### Written task:
Restate each line word for word. Leave out every picture.

### Record list:

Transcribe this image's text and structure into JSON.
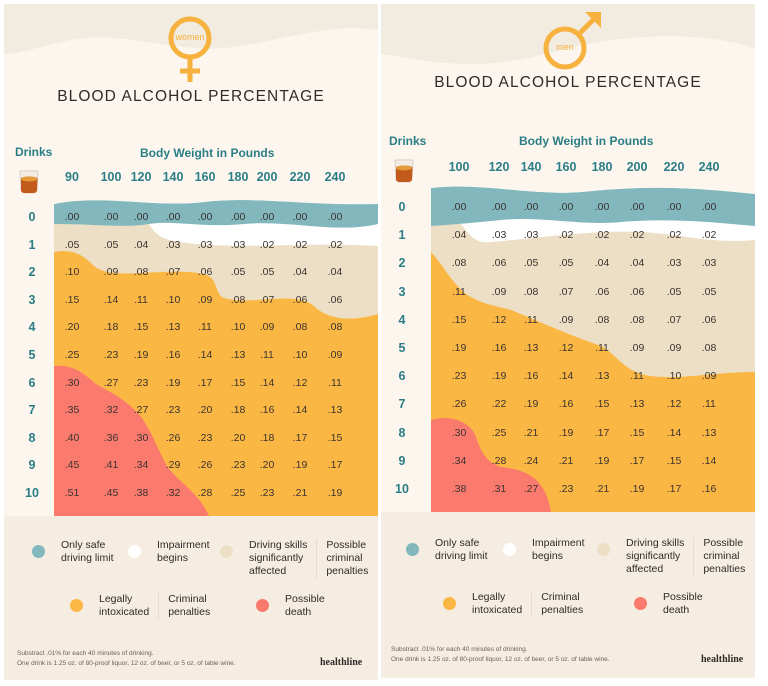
{
  "colors": {
    "safe": "#82b8bd",
    "impairment": "#ffffff",
    "driving": "#ecdfc5",
    "intoxicated": "#fbb743",
    "death": "#fa7a6d",
    "teal_text": "#2b7d86",
    "symbol": "#f7b13e"
  },
  "legend": {
    "safe": "Only safe\ndriving limit",
    "impairment": "Impairment\nbegins",
    "driving": "Driving skills\nsignificantly\naffected",
    "driving_penalty": "Possible\ncriminal\npenalties",
    "intoxicated": "Legally\nintoxicated",
    "intoxicated_penalty": "Criminal\npenalties",
    "death": "Possible\ndeath"
  },
  "footnote_line1": "Substract .01% for each 40 minutes of drinking.",
  "footnote_line2": "One drink is 1.25 oz. of 80-proof liquor, 12 oz. of beer, or 5 oz. of table wine.",
  "brand": "healthline",
  "title": "BLOOD ALCOHOL PERCENTAGE",
  "drinks_label": "Drinks",
  "weight_label": "Body Weight in Pounds",
  "drinks": [
    "0",
    "1",
    "2",
    "3",
    "4",
    "5",
    "6",
    "7",
    "8",
    "9",
    "10"
  ],
  "chart_data": [
    {
      "type": "table",
      "title": "BLOOD ALCOHOL PERCENTAGE",
      "group": "women",
      "xlabel": "Body Weight in Pounds",
      "ylabel": "Drinks",
      "weights": [
        "90",
        "100",
        "120",
        "140",
        "160",
        "180",
        "200",
        "220",
        "240"
      ],
      "values": [
        [
          ".00",
          ".00",
          ".00",
          ".00",
          ".00",
          ".00",
          ".00",
          ".00",
          ".00"
        ],
        [
          ".05",
          ".05",
          ".04",
          ".03",
          ".03",
          ".03",
          ".02",
          ".02",
          ".02"
        ],
        [
          ".10",
          ".09",
          ".08",
          ".07",
          ".06",
          ".05",
          ".05",
          ".04",
          ".04"
        ],
        [
          ".15",
          ".14",
          ".11",
          ".10",
          ".09",
          ".08",
          ".07",
          ".06",
          ".06"
        ],
        [
          ".20",
          ".18",
          ".15",
          ".13",
          ".11",
          ".10",
          ".09",
          ".08",
          ".08"
        ],
        [
          ".25",
          ".23",
          ".19",
          ".16",
          ".14",
          ".13",
          ".11",
          ".10",
          ".09"
        ],
        [
          ".30",
          ".27",
          ".23",
          ".19",
          ".17",
          ".15",
          ".14",
          ".12",
          ".11"
        ],
        [
          ".35",
          ".32",
          ".27",
          ".23",
          ".20",
          ".18",
          ".16",
          ".14",
          ".13"
        ],
        [
          ".40",
          ".36",
          ".30",
          ".26",
          ".23",
          ".20",
          ".18",
          ".17",
          ".15"
        ],
        [
          ".45",
          ".41",
          ".34",
          ".29",
          ".26",
          ".23",
          ".20",
          ".19",
          ".17"
        ],
        [
          ".51",
          ".45",
          ".38",
          ".32",
          ".28",
          ".25",
          ".23",
          ".21",
          ".19"
        ]
      ]
    },
    {
      "type": "table",
      "title": "BLOOD ALCOHOL PERCENTAGE",
      "group": "men",
      "xlabel": "Body Weight in Pounds",
      "ylabel": "Drinks",
      "weights": [
        "100",
        "120",
        "140",
        "160",
        "180",
        "200",
        "220",
        "240"
      ],
      "values": [
        [
          ".00",
          ".00",
          ".00",
          ".00",
          ".00",
          ".00",
          ".00",
          ".00"
        ],
        [
          ".04",
          ".03",
          ".03",
          ".02",
          ".02",
          ".02",
          ".02",
          ".02"
        ],
        [
          ".08",
          ".06",
          ".05",
          ".05",
          ".04",
          ".04",
          ".03",
          ".03"
        ],
        [
          ".11",
          ".09",
          ".08",
          ".07",
          ".06",
          ".06",
          ".05",
          ".05"
        ],
        [
          ".15",
          ".12",
          ".11",
          ".09",
          ".08",
          ".08",
          ".07",
          ".06"
        ],
        [
          ".19",
          ".16",
          ".13",
          ".12",
          ".11",
          ".09",
          ".09",
          ".08"
        ],
        [
          ".23",
          ".19",
          ".16",
          ".14",
          ".13",
          ".11",
          ".10",
          ".09"
        ],
        [
          ".26",
          ".22",
          ".19",
          ".16",
          ".15",
          ".13",
          ".12",
          ".11"
        ],
        [
          ".30",
          ".25",
          ".21",
          ".19",
          ".17",
          ".15",
          ".14",
          ".13"
        ],
        [
          ".34",
          ".28",
          ".24",
          ".21",
          ".19",
          ".17",
          ".15",
          ".14"
        ],
        [
          ".38",
          ".31",
          ".27",
          ".23",
          ".21",
          ".19",
          ".17",
          ".16"
        ]
      ]
    }
  ],
  "panels": {
    "women": {
      "symbol_label": "women"
    },
    "men": {
      "symbol_label": "men"
    }
  }
}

### Finished exercise:
Transcribe this image's text and structure into JSON.
{
  "colors": {
    "safe": "#82b8bd",
    "impairment": "#ffffff",
    "driving": "#ecdfc5",
    "intoxicated": "#fbb743",
    "death": "#fa7a6d",
    "teal_text": "#2b7d86",
    "symbol": "#f7b13e"
  },
  "legend": {
    "safe": "Only safe\ndriving limit",
    "impairment": "Impairment\nbegins",
    "driving": "Driving skills\nsignificantly\naffected",
    "driving_penalty": "Possible\ncriminal\npenalties",
    "intoxicated": "Legally\nintoxicated",
    "intoxicated_penalty": "Criminal\npenalties",
    "death": "Possible\ndeath"
  },
  "footnote_line1": "Substract .01% for each 40 minutes of drinking.",
  "footnote_line2": "One drink is 1.25 oz. of 80-proof liquor, 12 oz. of beer, or 5 oz. of table wine.",
  "brand": "healthline",
  "title": "BLOOD ALCOHOL PERCENTAGE",
  "drinks_label": "Drinks",
  "weight_label": "Body Weight in Pounds",
  "drinks": [
    "0",
    "1",
    "2",
    "3",
    "4",
    "5",
    "6",
    "7",
    "8",
    "9",
    "10"
  ],
  "chart_data": [
    {
      "type": "table",
      "title": "BLOOD ALCOHOL PERCENTAGE",
      "group": "women",
      "xlabel": "Body Weight in Pounds",
      "ylabel": "Drinks",
      "weights": [
        "90",
        "100",
        "120",
        "140",
        "160",
        "180",
        "200",
        "220",
        "240"
      ],
      "values": [
        [
          ".00",
          ".00",
          ".00",
          ".00",
          ".00",
          ".00",
          ".00",
          ".00",
          ".00"
        ],
        [
          ".05",
          ".05",
          ".04",
          ".03",
          ".03",
          ".03",
          ".02",
          ".02",
          ".02"
        ],
        [
          ".10",
          ".09",
          ".08",
          ".07",
          ".06",
          ".05",
          ".05",
          ".04",
          ".04"
        ],
        [
          ".15",
          ".14",
          ".11",
          ".10",
          ".09",
          ".08",
          ".07",
          ".06",
          ".06"
        ],
        [
          ".20",
          ".18",
          ".15",
          ".13",
          ".11",
          ".10",
          ".09",
          ".08",
          ".08"
        ],
        [
          ".25",
          ".23",
          ".19",
          ".16",
          ".14",
          ".13",
          ".11",
          ".10",
          ".09"
        ],
        [
          ".30",
          ".27",
          ".23",
          ".19",
          ".17",
          ".15",
          ".14",
          ".12",
          ".11"
        ],
        [
          ".35",
          ".32",
          ".27",
          ".23",
          ".20",
          ".18",
          ".16",
          ".14",
          ".13"
        ],
        [
          ".40",
          ".36",
          ".30",
          ".26",
          ".23",
          ".20",
          ".18",
          ".17",
          ".15"
        ],
        [
          ".45",
          ".41",
          ".34",
          ".29",
          ".26",
          ".23",
          ".20",
          ".19",
          ".17"
        ],
        [
          ".51",
          ".45",
          ".38",
          ".32",
          ".28",
          ".25",
          ".23",
          ".21",
          ".19"
        ]
      ]
    },
    {
      "type": "table",
      "title": "BLOOD ALCOHOL PERCENTAGE",
      "group": "men",
      "xlabel": "Body Weight in Pounds",
      "ylabel": "Drinks",
      "weights": [
        "100",
        "120",
        "140",
        "160",
        "180",
        "200",
        "220",
        "240"
      ],
      "values": [
        [
          ".00",
          ".00",
          ".00",
          ".00",
          ".00",
          ".00",
          ".00",
          ".00"
        ],
        [
          ".04",
          ".03",
          ".03",
          ".02",
          ".02",
          ".02",
          ".02",
          ".02"
        ],
        [
          ".08",
          ".06",
          ".05",
          ".05",
          ".04",
          ".04",
          ".03",
          ".03"
        ],
        [
          ".11",
          ".09",
          ".08",
          ".07",
          ".06",
          ".06",
          ".05",
          ".05"
        ],
        [
          ".15",
          ".12",
          ".11",
          ".09",
          ".08",
          ".08",
          ".07",
          ".06"
        ],
        [
          ".19",
          ".16",
          ".13",
          ".12",
          ".11",
          ".09",
          ".09",
          ".08"
        ],
        [
          ".23",
          ".19",
          ".16",
          ".14",
          ".13",
          ".11",
          ".10",
          ".09"
        ],
        [
          ".26",
          ".22",
          ".19",
          ".16",
          ".15",
          ".13",
          ".12",
          ".11"
        ],
        [
          ".30",
          ".25",
          ".21",
          ".19",
          ".17",
          ".15",
          ".14",
          ".13"
        ],
        [
          ".34",
          ".28",
          ".24",
          ".21",
          ".19",
          ".17",
          ".15",
          ".14"
        ],
        [
          ".38",
          ".31",
          ".27",
          ".23",
          ".21",
          ".19",
          ".17",
          ".16"
        ]
      ]
    }
  ],
  "panels": {
    "women": {
      "symbol_label": "women"
    },
    "men": {
      "symbol_label": "men"
    }
  }
}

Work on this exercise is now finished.